-------- Material provided --------
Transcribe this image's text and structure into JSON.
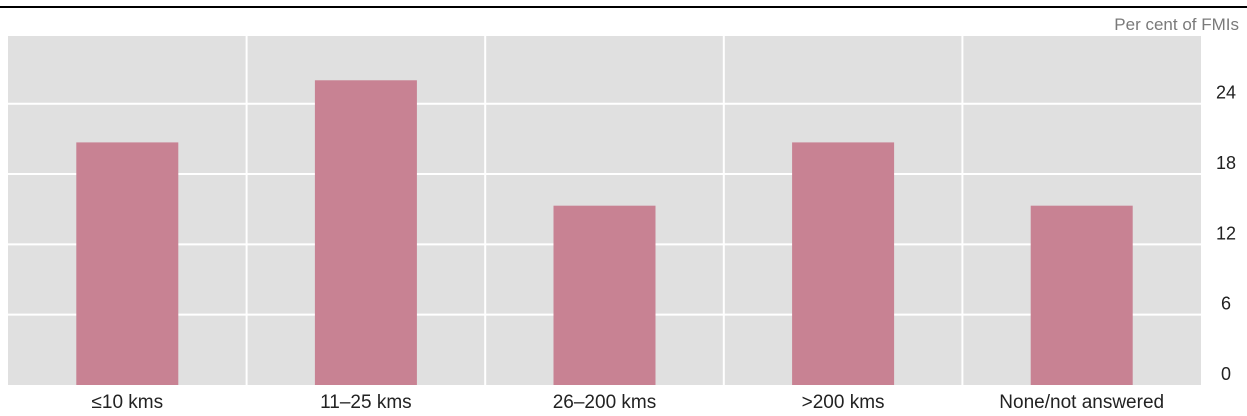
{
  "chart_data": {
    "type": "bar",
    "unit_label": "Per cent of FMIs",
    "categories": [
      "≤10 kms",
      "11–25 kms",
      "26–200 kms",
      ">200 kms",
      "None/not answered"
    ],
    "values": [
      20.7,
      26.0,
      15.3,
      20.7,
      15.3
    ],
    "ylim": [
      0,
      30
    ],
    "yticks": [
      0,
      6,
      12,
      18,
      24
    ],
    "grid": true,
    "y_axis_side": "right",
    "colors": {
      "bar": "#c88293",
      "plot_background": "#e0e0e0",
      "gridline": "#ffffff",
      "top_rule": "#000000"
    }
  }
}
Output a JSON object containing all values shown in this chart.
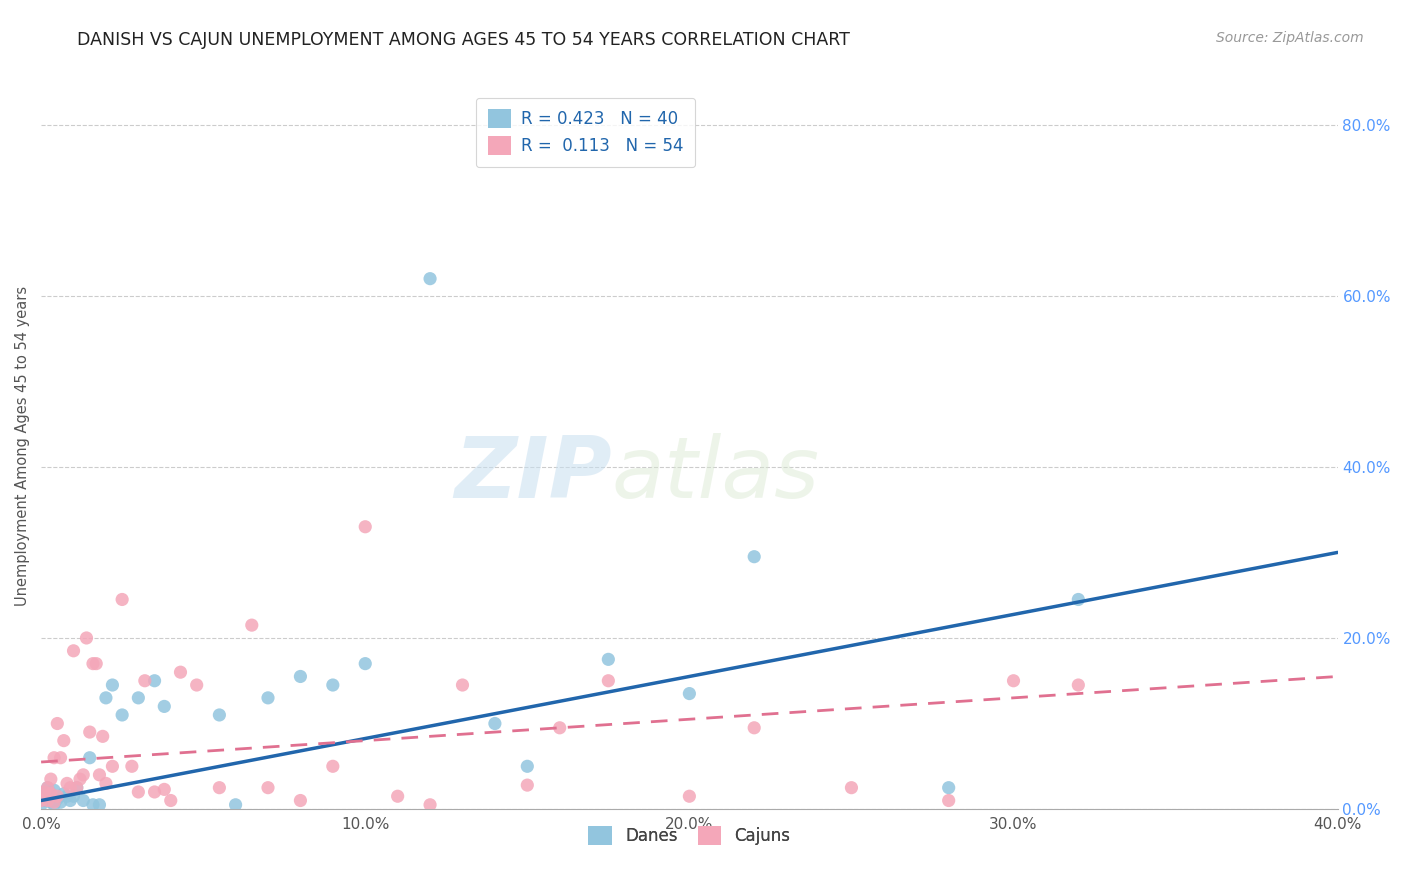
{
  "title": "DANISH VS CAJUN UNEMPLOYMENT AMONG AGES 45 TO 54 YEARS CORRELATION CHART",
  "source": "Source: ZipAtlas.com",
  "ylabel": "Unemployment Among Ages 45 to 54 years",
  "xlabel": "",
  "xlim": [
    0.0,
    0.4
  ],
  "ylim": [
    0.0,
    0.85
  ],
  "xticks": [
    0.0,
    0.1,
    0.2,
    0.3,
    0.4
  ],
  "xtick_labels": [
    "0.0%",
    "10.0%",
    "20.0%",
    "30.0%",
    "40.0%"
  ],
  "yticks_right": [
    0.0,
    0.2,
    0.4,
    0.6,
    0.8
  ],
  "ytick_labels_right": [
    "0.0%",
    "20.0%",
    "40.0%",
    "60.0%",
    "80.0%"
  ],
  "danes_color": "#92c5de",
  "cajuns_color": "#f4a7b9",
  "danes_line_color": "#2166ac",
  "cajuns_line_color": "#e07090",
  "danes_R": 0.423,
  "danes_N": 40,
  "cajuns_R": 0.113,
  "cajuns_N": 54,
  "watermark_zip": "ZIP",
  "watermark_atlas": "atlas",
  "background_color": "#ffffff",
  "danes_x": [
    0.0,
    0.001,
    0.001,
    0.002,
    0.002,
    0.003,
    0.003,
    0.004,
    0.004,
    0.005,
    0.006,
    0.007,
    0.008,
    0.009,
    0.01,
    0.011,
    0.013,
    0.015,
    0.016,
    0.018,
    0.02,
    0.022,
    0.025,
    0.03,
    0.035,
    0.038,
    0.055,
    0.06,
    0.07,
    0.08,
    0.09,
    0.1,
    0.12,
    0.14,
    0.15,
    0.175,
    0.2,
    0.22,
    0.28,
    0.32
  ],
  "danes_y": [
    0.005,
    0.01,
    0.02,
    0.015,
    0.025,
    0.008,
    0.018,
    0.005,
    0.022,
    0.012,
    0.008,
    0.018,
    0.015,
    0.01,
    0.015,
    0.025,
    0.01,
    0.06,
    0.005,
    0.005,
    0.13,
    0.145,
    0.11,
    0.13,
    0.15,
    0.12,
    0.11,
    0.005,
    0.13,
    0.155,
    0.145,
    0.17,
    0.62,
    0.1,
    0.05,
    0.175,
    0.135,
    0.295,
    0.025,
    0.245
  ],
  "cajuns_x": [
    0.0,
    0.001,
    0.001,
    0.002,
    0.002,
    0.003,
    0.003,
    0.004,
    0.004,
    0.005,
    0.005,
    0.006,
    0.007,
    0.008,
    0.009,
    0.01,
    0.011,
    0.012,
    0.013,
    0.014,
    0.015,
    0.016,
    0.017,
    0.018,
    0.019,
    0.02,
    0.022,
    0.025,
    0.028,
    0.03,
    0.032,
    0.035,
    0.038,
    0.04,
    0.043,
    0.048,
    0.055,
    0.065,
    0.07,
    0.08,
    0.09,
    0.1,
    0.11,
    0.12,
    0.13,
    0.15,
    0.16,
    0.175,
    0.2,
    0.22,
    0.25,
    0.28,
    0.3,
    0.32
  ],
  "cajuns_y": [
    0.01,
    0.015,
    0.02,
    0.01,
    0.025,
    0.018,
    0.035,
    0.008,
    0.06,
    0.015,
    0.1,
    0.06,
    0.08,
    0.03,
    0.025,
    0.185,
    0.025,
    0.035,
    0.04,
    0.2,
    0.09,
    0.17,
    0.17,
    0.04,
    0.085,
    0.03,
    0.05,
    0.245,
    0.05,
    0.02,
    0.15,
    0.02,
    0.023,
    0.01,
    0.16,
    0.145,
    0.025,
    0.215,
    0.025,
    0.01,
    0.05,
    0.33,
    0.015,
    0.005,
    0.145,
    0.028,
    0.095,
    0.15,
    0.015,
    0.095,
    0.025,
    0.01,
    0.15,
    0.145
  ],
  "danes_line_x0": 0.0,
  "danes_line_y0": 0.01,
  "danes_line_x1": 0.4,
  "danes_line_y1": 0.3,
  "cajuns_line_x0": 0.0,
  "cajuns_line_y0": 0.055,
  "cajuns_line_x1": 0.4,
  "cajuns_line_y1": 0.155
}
--------
### [Directions for this task]
Quote the material word for word, dropping any images it holds.

### [Exercise output]
Transcribe this image's text and structure into JSON.
{
  "chart_data": {
    "type": "bar",
    "unit_label": "Per cent of FMIs",
    "categories": [
      "≤10 kms",
      "11–25 kms",
      "26–200 kms",
      ">200 kms",
      "None/not answered"
    ],
    "values": [
      20.7,
      26.0,
      15.3,
      20.7,
      15.3
    ],
    "ylim": [
      0,
      30
    ],
    "yticks": [
      0,
      6,
      12,
      18,
      24
    ],
    "grid": true,
    "y_axis_side": "right",
    "colors": {
      "bar": "#c88293",
      "plot_background": "#e0e0e0",
      "gridline": "#ffffff",
      "top_rule": "#000000"
    }
  }
}
Output a JSON object containing all values shown in this chart.
{
  "title": "DANISH VS CAJUN UNEMPLOYMENT AMONG AGES 45 TO 54 YEARS CORRELATION CHART",
  "source": "Source: ZipAtlas.com",
  "ylabel": "Unemployment Among Ages 45 to 54 years",
  "xlabel": "",
  "xlim": [
    0.0,
    0.4
  ],
  "ylim": [
    0.0,
    0.85
  ],
  "xticks": [
    0.0,
    0.1,
    0.2,
    0.3,
    0.4
  ],
  "xtick_labels": [
    "0.0%",
    "10.0%",
    "20.0%",
    "30.0%",
    "40.0%"
  ],
  "yticks_right": [
    0.0,
    0.2,
    0.4,
    0.6,
    0.8
  ],
  "ytick_labels_right": [
    "0.0%",
    "20.0%",
    "40.0%",
    "60.0%",
    "80.0%"
  ],
  "danes_color": "#92c5de",
  "cajuns_color": "#f4a7b9",
  "danes_line_color": "#2166ac",
  "cajuns_line_color": "#e07090",
  "danes_R": 0.423,
  "danes_N": 40,
  "cajuns_R": 0.113,
  "cajuns_N": 54,
  "watermark_zip": "ZIP",
  "watermark_atlas": "atlas",
  "background_color": "#ffffff",
  "danes_x": [
    0.0,
    0.001,
    0.001,
    0.002,
    0.002,
    0.003,
    0.003,
    0.004,
    0.004,
    0.005,
    0.006,
    0.007,
    0.008,
    0.009,
    0.01,
    0.011,
    0.013,
    0.015,
    0.016,
    0.018,
    0.02,
    0.022,
    0.025,
    0.03,
    0.035,
    0.038,
    0.055,
    0.06,
    0.07,
    0.08,
    0.09,
    0.1,
    0.12,
    0.14,
    0.15,
    0.175,
    0.2,
    0.22,
    0.28,
    0.32
  ],
  "danes_y": [
    0.005,
    0.01,
    0.02,
    0.015,
    0.025,
    0.008,
    0.018,
    0.005,
    0.022,
    0.012,
    0.008,
    0.018,
    0.015,
    0.01,
    0.015,
    0.025,
    0.01,
    0.06,
    0.005,
    0.005,
    0.13,
    0.145,
    0.11,
    0.13,
    0.15,
    0.12,
    0.11,
    0.005,
    0.13,
    0.155,
    0.145,
    0.17,
    0.62,
    0.1,
    0.05,
    0.175,
    0.135,
    0.295,
    0.025,
    0.245
  ],
  "cajuns_x": [
    0.0,
    0.001,
    0.001,
    0.002,
    0.002,
    0.003,
    0.003,
    0.004,
    0.004,
    0.005,
    0.005,
    0.006,
    0.007,
    0.008,
    0.009,
    0.01,
    0.011,
    0.012,
    0.013,
    0.014,
    0.015,
    0.016,
    0.017,
    0.018,
    0.019,
    0.02,
    0.022,
    0.025,
    0.028,
    0.03,
    0.032,
    0.035,
    0.038,
    0.04,
    0.043,
    0.048,
    0.055,
    0.065,
    0.07,
    0.08,
    0.09,
    0.1,
    0.11,
    0.12,
    0.13,
    0.15,
    0.16,
    0.175,
    0.2,
    0.22,
    0.25,
    0.28,
    0.3,
    0.32
  ],
  "cajuns_y": [
    0.01,
    0.015,
    0.02,
    0.01,
    0.025,
    0.018,
    0.035,
    0.008,
    0.06,
    0.015,
    0.1,
    0.06,
    0.08,
    0.03,
    0.025,
    0.185,
    0.025,
    0.035,
    0.04,
    0.2,
    0.09,
    0.17,
    0.17,
    0.04,
    0.085,
    0.03,
    0.05,
    0.245,
    0.05,
    0.02,
    0.15,
    0.02,
    0.023,
    0.01,
    0.16,
    0.145,
    0.025,
    0.215,
    0.025,
    0.01,
    0.05,
    0.33,
    0.015,
    0.005,
    0.145,
    0.028,
    0.095,
    0.15,
    0.015,
    0.095,
    0.025,
    0.01,
    0.15,
    0.145
  ],
  "danes_line_x0": 0.0,
  "danes_line_y0": 0.01,
  "danes_line_x1": 0.4,
  "danes_line_y1": 0.3,
  "cajuns_line_x0": 0.0,
  "cajuns_line_y0": 0.055,
  "cajuns_line_x1": 0.4,
  "cajuns_line_y1": 0.155
}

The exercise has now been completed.